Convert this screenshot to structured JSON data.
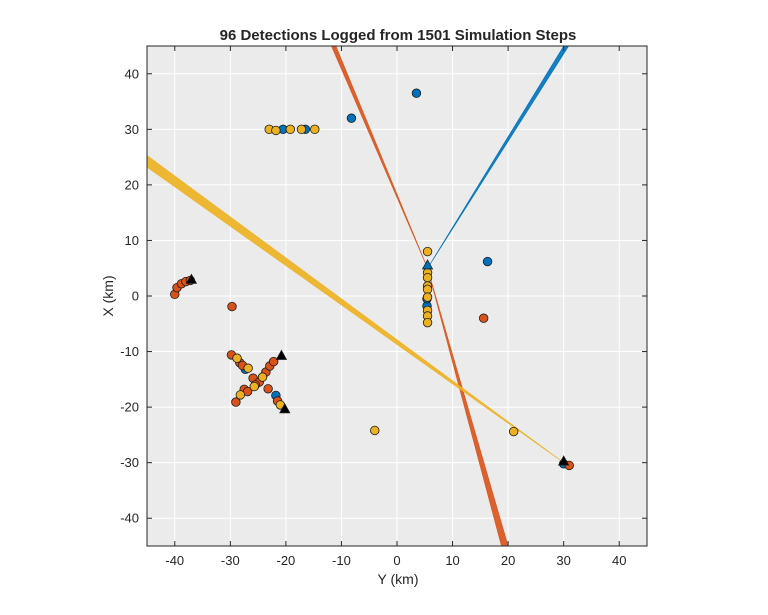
{
  "chart_data": {
    "type": "scatter",
    "title": "96 Detections Logged from 1501 Simulation Steps",
    "xlabel": "Y (km)",
    "ylabel": "X (km)",
    "xlim": [
      -45,
      45
    ],
    "ylim": [
      -45,
      45
    ],
    "xticks": [
      -40,
      -30,
      -20,
      -10,
      0,
      10,
      20,
      30,
      40
    ],
    "yticks": [
      -40,
      -30,
      -20,
      -10,
      0,
      10,
      20,
      30,
      40
    ],
    "grid": true,
    "colors": {
      "blue": "#0072BD",
      "orange": "#D95319",
      "yellow": "#EDB120",
      "background": "#EBEBEB",
      "grid": "#FFFFFF"
    },
    "beams": [
      {
        "color": "orange",
        "origin": [
          5.5,
          5.0
        ],
        "ends": [
          [
            -11.8,
            45.0
          ],
          [
            -11.0,
            45.0
          ]
        ],
        "far_ends": [
          [
            18.8,
            -45.0
          ],
          [
            20.0,
            -45.0
          ]
        ]
      },
      {
        "color": "blue",
        "origin": [
          5.5,
          5.0
        ],
        "ends": [
          [
            30.0,
            45.0
          ],
          [
            30.9,
            45.0
          ]
        ]
      },
      {
        "color": "yellow",
        "origin": [
          30.0,
          -30.0
        ],
        "ends": [
          [
            -45.0,
            25.3
          ],
          [
            -45.0,
            23.2
          ]
        ]
      }
    ],
    "series": [
      {
        "color": "blue",
        "points": [
          [
            3.5,
            36.5
          ],
          [
            -8.2,
            32.0
          ],
          [
            16.3,
            6.2
          ],
          [
            -20.5,
            30.0
          ],
          [
            -16.5,
            30.0
          ],
          [
            -27.3,
            -13.2
          ],
          [
            -21.8,
            -17.9
          ],
          [
            5.4,
            -1.8
          ],
          [
            5.4,
            -0.5
          ],
          [
            30.0,
            -30.2
          ]
        ]
      },
      {
        "color": "orange",
        "points": [
          [
            -40.0,
            0.3
          ],
          [
            -39.6,
            1.5
          ],
          [
            -38.8,
            2.2
          ],
          [
            -38.0,
            2.6
          ],
          [
            -37.2,
            2.8
          ],
          [
            -29.7,
            -1.9
          ],
          [
            -29.8,
            -10.6
          ],
          [
            -28.3,
            -12.0
          ],
          [
            -27.8,
            -12.5
          ],
          [
            -25.9,
            -14.8
          ],
          [
            -24.8,
            -15.5
          ],
          [
            -23.6,
            -13.7
          ],
          [
            -22.9,
            -12.6
          ],
          [
            -22.2,
            -11.8
          ],
          [
            -23.2,
            -16.7
          ],
          [
            -25.5,
            -16.0
          ],
          [
            -27.5,
            -16.8
          ],
          [
            -26.9,
            -17.2
          ],
          [
            -29.0,
            -19.1
          ],
          [
            -21.5,
            -18.9
          ],
          [
            15.6,
            -4.0
          ],
          [
            31.0,
            -30.5
          ]
        ]
      },
      {
        "color": "yellow",
        "points": [
          [
            -23.0,
            30.0
          ],
          [
            -21.8,
            29.8
          ],
          [
            -19.2,
            30.0
          ],
          [
            -17.2,
            30.0
          ],
          [
            -14.8,
            30.0
          ],
          [
            5.5,
            8.0
          ],
          [
            5.5,
            4.2
          ],
          [
            5.5,
            3.3
          ],
          [
            5.5,
            1.8
          ],
          [
            5.5,
            1.2
          ],
          [
            5.5,
            -0.2
          ],
          [
            5.5,
            -2.6
          ],
          [
            5.5,
            -3.6
          ],
          [
            5.5,
            -4.8
          ],
          [
            -28.8,
            -11.2
          ],
          [
            -26.8,
            -13.0
          ],
          [
            -24.2,
            -14.6
          ],
          [
            -28.2,
            -17.8
          ],
          [
            -25.7,
            -16.3
          ],
          [
            -21.0,
            -19.6
          ],
          [
            -4.0,
            -24.2
          ],
          [
            21.0,
            -24.4
          ]
        ]
      }
    ],
    "markers": [
      {
        "color": "blue",
        "shape": "triangle",
        "position": [
          5.5,
          5.5
        ]
      },
      {
        "color": "black",
        "shape": "triangle",
        "position": [
          -37.0,
          2.9
        ]
      },
      {
        "color": "black",
        "shape": "triangle",
        "position": [
          -20.8,
          -10.8
        ]
      },
      {
        "color": "black",
        "shape": "triangle",
        "position": [
          -20.2,
          -20.4
        ]
      },
      {
        "color": "black",
        "shape": "triangle",
        "position": [
          30.0,
          -29.8
        ]
      }
    ]
  }
}
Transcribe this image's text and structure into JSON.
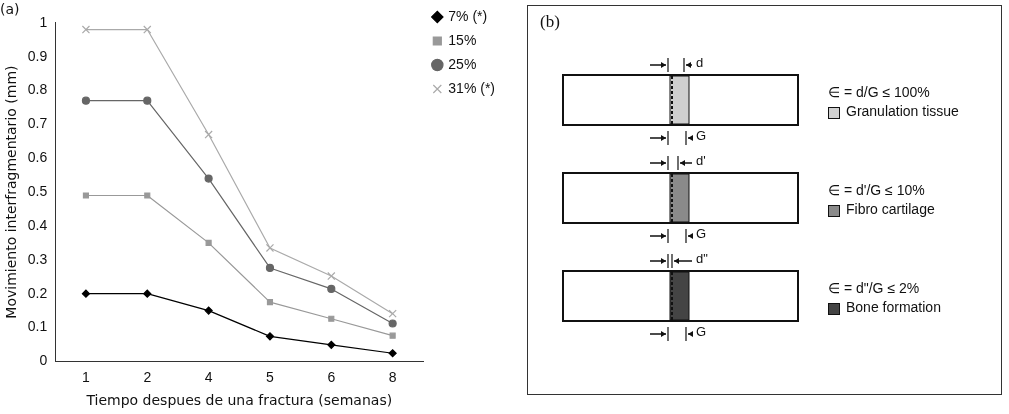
{
  "chart_data": [
    {
      "type": "line",
      "title": "(a)",
      "xlabel": "Tiempo despues de una fractura (semanas)",
      "ylabel": "Movimiento interfragmentario (mm)",
      "categories": [
        "1",
        "2",
        "4",
        "5",
        "6",
        "8"
      ],
      "series": [
        {
          "name": "7% (*)",
          "color": "#000000",
          "marker": "diamond",
          "values": [
            0.2,
            0.2,
            0.15,
            0.074,
            0.049,
            0.024
          ]
        },
        {
          "name": "15%",
          "color": "#999999",
          "marker": "square",
          "values": [
            0.49,
            0.49,
            0.35,
            0.175,
            0.126,
            0.076
          ]
        },
        {
          "name": "25%",
          "color": "#666666",
          "marker": "circle",
          "values": [
            0.77,
            0.77,
            0.54,
            0.276,
            0.214,
            0.112
          ]
        },
        {
          "name": "31% (*)",
          "color": "#aaaaaa",
          "marker": "cross",
          "values": [
            0.98,
            0.98,
            0.67,
            0.335,
            0.252,
            0.141
          ]
        }
      ],
      "ylim": [
        0,
        1
      ],
      "yticks": [
        0,
        0.1,
        0.2,
        0.3,
        0.4,
        0.5,
        0.6,
        0.7,
        0.8,
        0.9,
        1
      ],
      "grid": false,
      "legend": "top right",
      "line_style": "solid"
    },
    {
      "type": "other",
      "title": "(b)",
      "annotations": [
        "d",
        "G",
        "∈ = d/G ≤ 100%",
        "Granulation tissue",
        "d'",
        "G",
        "∈ = d'/G ≤ 10%",
        "Fibro cartilage",
        "d\"",
        "G",
        "∈ = d\"/G ≤ 2%",
        "Bone formation"
      ]
    }
  ]
}
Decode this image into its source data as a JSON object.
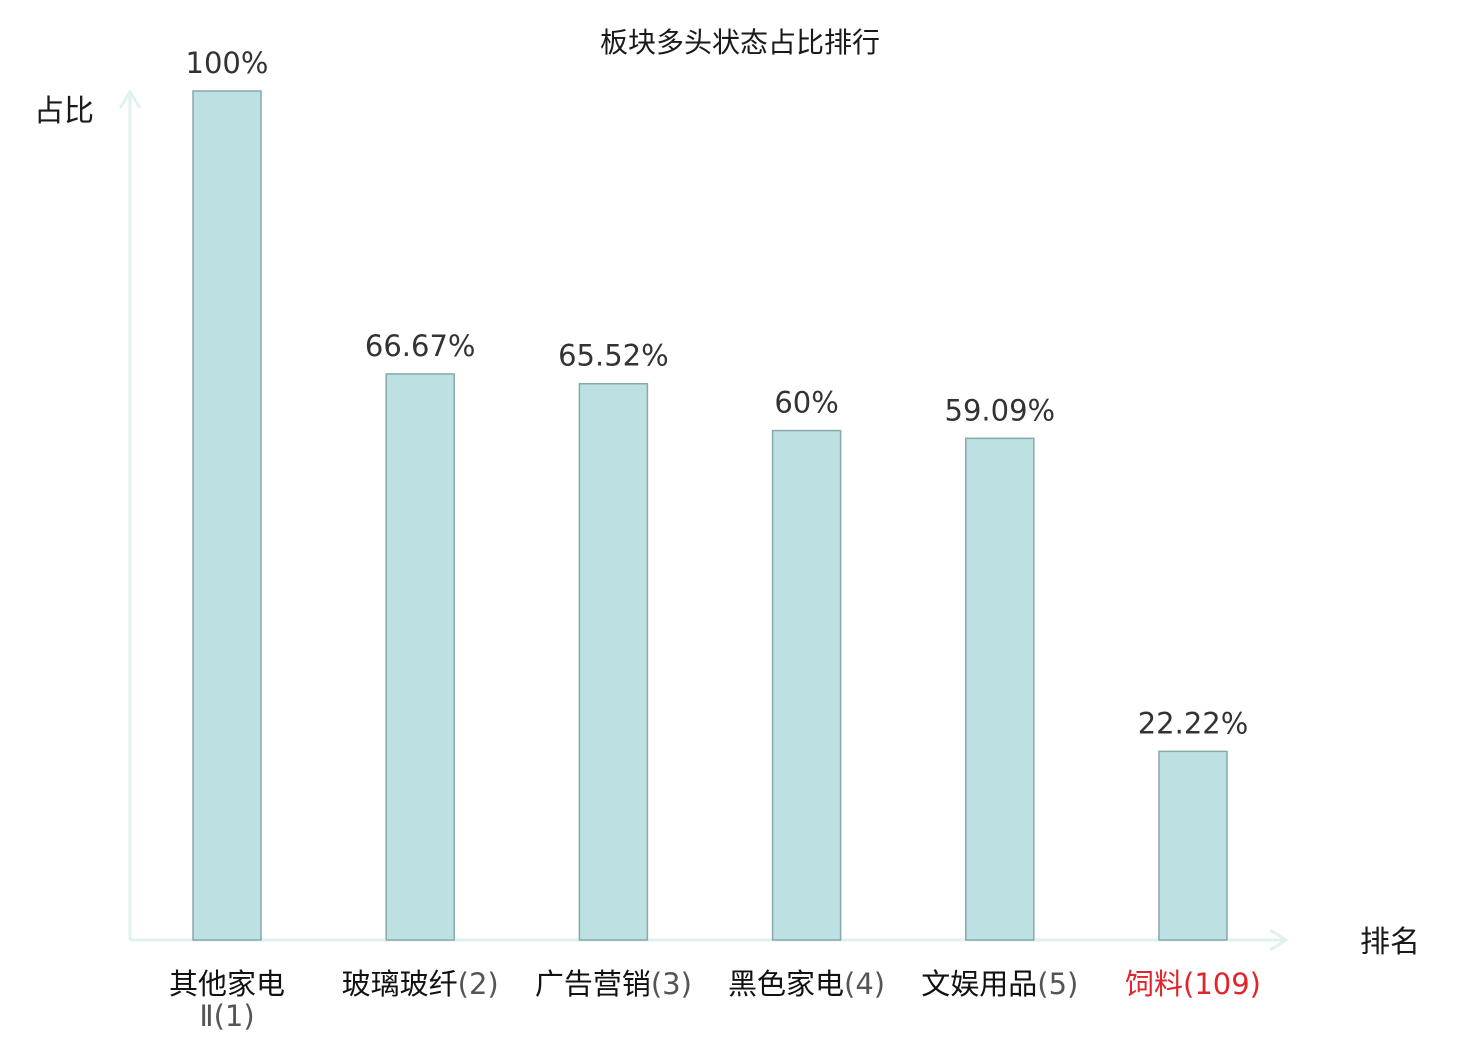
{
  "chart_data": {
    "type": "bar",
    "title": "板块多头状态占比排行",
    "ylabel": "占比",
    "xlabel": "排名",
    "ylim": [
      0,
      100
    ],
    "grid": false,
    "categories": [
      {
        "name": "其他家电Ⅱ",
        "rank": "(1)",
        "highlight": false
      },
      {
        "name": "玻璃玻纤",
        "rank": "(2)",
        "highlight": false
      },
      {
        "name": "广告营销",
        "rank": "(3)",
        "highlight": false
      },
      {
        "name": "黑色家电",
        "rank": "(4)",
        "highlight": false
      },
      {
        "name": "文娱用品",
        "rank": "(5)",
        "highlight": false
      },
      {
        "name": "饲料",
        "rank": "(109)",
        "highlight": true
      }
    ],
    "values": [
      100,
      66.67,
      65.52,
      60,
      59.09,
      22.22
    ],
    "value_labels": [
      "100%",
      "66.67%",
      "65.52%",
      "60%",
      "59.09%",
      "22.22%"
    ],
    "colors": {
      "bar_fill": "#bde1e3",
      "bar_stroke": "#86a9ab",
      "axis": "#dff2ef",
      "highlight": "#e0242b"
    }
  }
}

================================

Work required =
Working from the lines above, reproduce the material exactly and exclude its pictures.

Written answer =
Convert this screenshot to structured JSON data.
{
  "chart_data": {
    "type": "scatter",
    "title": "96 Detections Logged from 1501 Simulation Steps",
    "xlabel": "Y (km)",
    "ylabel": "X (km)",
    "xlim": [
      -45,
      45
    ],
    "ylim": [
      -45,
      45
    ],
    "xticks": [
      -40,
      -30,
      -20,
      -10,
      0,
      10,
      20,
      30,
      40
    ],
    "yticks": [
      -40,
      -30,
      -20,
      -10,
      0,
      10,
      20,
      30,
      40
    ],
    "grid": true,
    "colors": {
      "blue": "#0072BD",
      "orange": "#D95319",
      "yellow": "#EDB120",
      "background": "#EBEBEB",
      "grid": "#FFFFFF"
    },
    "beams": [
      {
        "color": "orange",
        "origin": [
          5.5,
          5.0
        ],
        "ends": [
          [
            -11.8,
            45.0
          ],
          [
            -11.0,
            45.0
          ]
        ],
        "far_ends": [
          [
            18.8,
            -45.0
          ],
          [
            20.0,
            -45.0
          ]
        ]
      },
      {
        "color": "blue",
        "origin": [
          5.5,
          5.0
        ],
        "ends": [
          [
            30.0,
            45.0
          ],
          [
            30.9,
            45.0
          ]
        ]
      },
      {
        "color": "yellow",
        "origin": [
          30.0,
          -30.0
        ],
        "ends": [
          [
            -45.0,
            25.3
          ],
          [
            -45.0,
            23.2
          ]
        ]
      }
    ],
    "series": [
      {
        "color": "blue",
        "points": [
          [
            3.5,
            36.5
          ],
          [
            -8.2,
            32.0
          ],
          [
            16.3,
            6.2
          ],
          [
            -20.5,
            30.0
          ],
          [
            -16.5,
            30.0
          ],
          [
            -27.3,
            -13.2
          ],
          [
            -21.8,
            -17.9
          ],
          [
            5.4,
            -1.8
          ],
          [
            5.4,
            -0.5
          ],
          [
            30.0,
            -30.2
          ]
        ]
      },
      {
        "color": "orange",
        "points": [
          [
            -40.0,
            0.3
          ],
          [
            -39.6,
            1.5
          ],
          [
            -38.8,
            2.2
          ],
          [
            -38.0,
            2.6
          ],
          [
            -37.2,
            2.8
          ],
          [
            -29.7,
            -1.9
          ],
          [
            -29.8,
            -10.6
          ],
          [
            -28.3,
            -12.0
          ],
          [
            -27.8,
            -12.5
          ],
          [
            -25.9,
            -14.8
          ],
          [
            -24.8,
            -15.5
          ],
          [
            -23.6,
            -13.7
          ],
          [
            -22.9,
            -12.6
          ],
          [
            -22.2,
            -11.8
          ],
          [
            -23.2,
            -16.7
          ],
          [
            -25.5,
            -16.0
          ],
          [
            -27.5,
            -16.8
          ],
          [
            -26.9,
            -17.2
          ],
          [
            -29.0,
            -19.1
          ],
          [
            -21.5,
            -18.9
          ],
          [
            15.6,
            -4.0
          ],
          [
            31.0,
            -30.5
          ]
        ]
      },
      {
        "color": "yellow",
        "points": [
          [
            -23.0,
            30.0
          ],
          [
            -21.8,
            29.8
          ],
          [
            -19.2,
            30.0
          ],
          [
            -17.2,
            30.0
          ],
          [
            -14.8,
            30.0
          ],
          [
            5.5,
            8.0
          ],
          [
            5.5,
            4.2
          ],
          [
            5.5,
            3.3
          ],
          [
            5.5,
            1.8
          ],
          [
            5.5,
            1.2
          ],
          [
            5.5,
            -0.2
          ],
          [
            5.5,
            -2.6
          ],
          [
            5.5,
            -3.6
          ],
          [
            5.5,
            -4.8
          ],
          [
            -28.8,
            -11.2
          ],
          [
            -26.8,
            -13.0
          ],
          [
            -24.2,
            -14.6
          ],
          [
            -28.2,
            -17.8
          ],
          [
            -25.7,
            -16.3
          ],
          [
            -21.0,
            -19.6
          ],
          [
            -4.0,
            -24.2
          ],
          [
            21.0,
            -24.4
          ]
        ]
      }
    ],
    "markers": [
      {
        "color": "blue",
        "shape": "triangle",
        "position": [
          5.5,
          5.5
        ]
      },
      {
        "color": "black",
        "shape": "triangle",
        "position": [
          -37.0,
          2.9
        ]
      },
      {
        "color": "black",
        "shape": "triangle",
        "position": [
          -20.8,
          -10.8
        ]
      },
      {
        "color": "black",
        "shape": "triangle",
        "position": [
          -20.2,
          -20.4
        ]
      },
      {
        "color": "black",
        "shape": "triangle",
        "position": [
          30.0,
          -29.8
        ]
      }
    ]
  }
}
Transcribe this image's text and structure into JSON.
{
  "chart_data": [
    {
      "type": "line",
      "title": "(a)",
      "xlabel": "Tiempo despues de una fractura (semanas)",
      "ylabel": "Movimiento interfragmentario (mm)",
      "categories": [
        "1",
        "2",
        "4",
        "5",
        "6",
        "8"
      ],
      "series": [
        {
          "name": "7% (*)",
          "color": "#000000",
          "marker": "diamond",
          "values": [
            0.2,
            0.2,
            0.15,
            0.074,
            0.049,
            0.024
          ]
        },
        {
          "name": "15%",
          "color": "#999999",
          "marker": "square",
          "values": [
            0.49,
            0.49,
            0.35,
            0.175,
            0.126,
            0.076
          ]
        },
        {
          "name": "25%",
          "color": "#666666",
          "marker": "circle",
          "values": [
            0.77,
            0.77,
            0.54,
            0.276,
            0.214,
            0.112
          ]
        },
        {
          "name": "31% (*)",
          "color": "#aaaaaa",
          "marker": "cross",
          "values": [
            0.98,
            0.98,
            0.67,
            0.335,
            0.252,
            0.141
          ]
        }
      ],
      "ylim": [
        0,
        1
      ],
      "yticks": [
        0,
        0.1,
        0.2,
        0.3,
        0.4,
        0.5,
        0.6,
        0.7,
        0.8,
        0.9,
        1
      ],
      "grid": false,
      "legend": "top right",
      "line_style": "solid"
    },
    {
      "type": "other",
      "title": "(b)",
      "annotations": [
        "d",
        "G",
        "∈ = d/G ≤ 100%",
        "Granulation tissue",
        "d'",
        "G",
        "∈ = d'/G ≤ 10%",
        "Fibro cartilage",
        "d\"",
        "G",
        "∈ = d\"/G ≤ 2%",
        "Bone formation"
      ]
    }
  ]
}
Decode this image into its source data as a JSON object.
{
  "chart_data": {
    "type": "bar",
    "title": "板块多头状态占比排行",
    "ylabel": "占比",
    "xlabel": "排名",
    "ylim": [
      0,
      100
    ],
    "grid": false,
    "categories": [
      {
        "name": "其他家电Ⅱ",
        "rank": "(1)",
        "highlight": false
      },
      {
        "name": "玻璃玻纤",
        "rank": "(2)",
        "highlight": false
      },
      {
        "name": "广告营销",
        "rank": "(3)",
        "highlight": false
      },
      {
        "name": "黑色家电",
        "rank": "(4)",
        "highlight": false
      },
      {
        "name": "文娱用品",
        "rank": "(5)",
        "highlight": false
      },
      {
        "name": "饲料",
        "rank": "(109)",
        "highlight": true
      }
    ],
    "values": [
      100,
      66.67,
      65.52,
      60,
      59.09,
      22.22
    ],
    "value_labels": [
      "100%",
      "66.67%",
      "65.52%",
      "60%",
      "59.09%",
      "22.22%"
    ],
    "colors": {
      "bar_fill": "#bde1e3",
      "bar_stroke": "#86a9ab",
      "axis": "#dff2ef",
      "highlight": "#e0242b"
    }
  }
}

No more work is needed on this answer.